С другой стороны, тематизация притворства на метауровне и объектном уровне текстов тесно связана у Брюсова с реализацией той же автопоэтической программы в области поэтики поведения. Когда в стихотворении 1896 года «Юному поэту» Брюсов советует: «Никому не сочувствуй, / Сам же себя полюби беспредельно» (1973, I, 100), когда в 1907 году в стихотворении «Поэту» он пишет: «Всего будь холодный свидетель» (1973, I, 447), – это не только декадентский эпатаж, но и программа собственного поведения. В текстах Брюсова вписан и закреплен свод правил жизнетворчества, реализуя которые он выступает как наблюдатель по отношению к другим и к самому себе. Это расщепление своего Я на две роли – наблюдателя и актера – обусловливает страстную активность тела в его целокупности, ибо реальное, плотское тело Валерия Брюсова порождает все новые харизматические тела-объекты (Žižek), существующие независимо от материального существования человека по имени Валерий Брюсов. Понятие власти приобретает в связи с этим двойную коннотацию: являясь одновременно производителем и произведением своего искусства, творцом своих текстов и сотворенной с их помощью личностью, Брюсов присваивает себе власть не только над литературным процессом, но и над собой – своим телом и своей биографией.

**Задание**
Ответьте на вопросы по тексту о Брюсове.
1. Какой совет дается в стихотворении 1896 года «Юному поэту»?
2. На какие две роли расщепляется Я Брюсова?
3. Над чем, помимо литературного процесса, Брюсов присваивает себе власть?

**Содержимое набора данных**

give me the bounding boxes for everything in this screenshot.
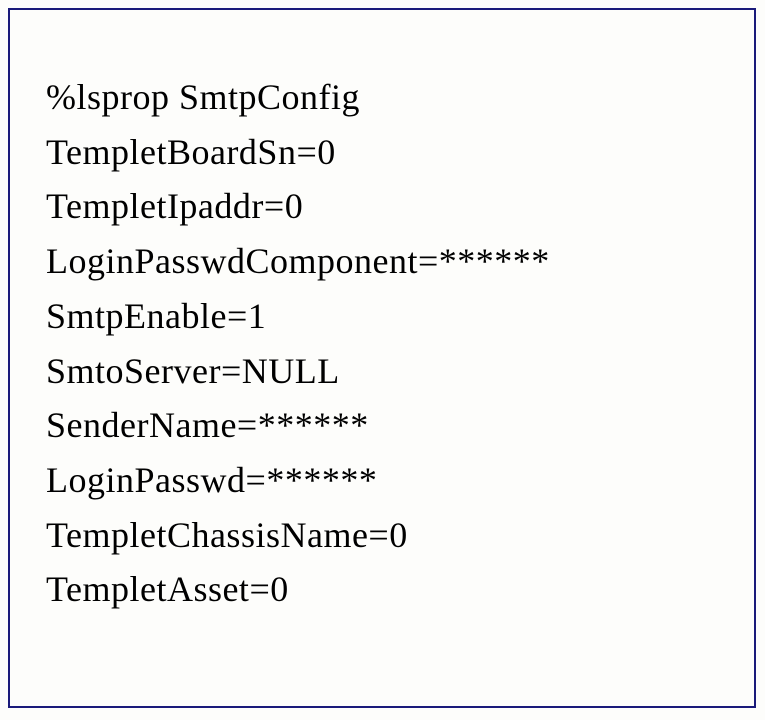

**Готовое решение**
1. В стихотворении дается совет: «Никому не сочувствуй, / Сам же себя полюби беспредельно».
2. Я Брюсова расщепляется на роли наблюдателя и актера.
3. Брюсов присваивает себе власть над собой, то есть над своим телом и своей биографией.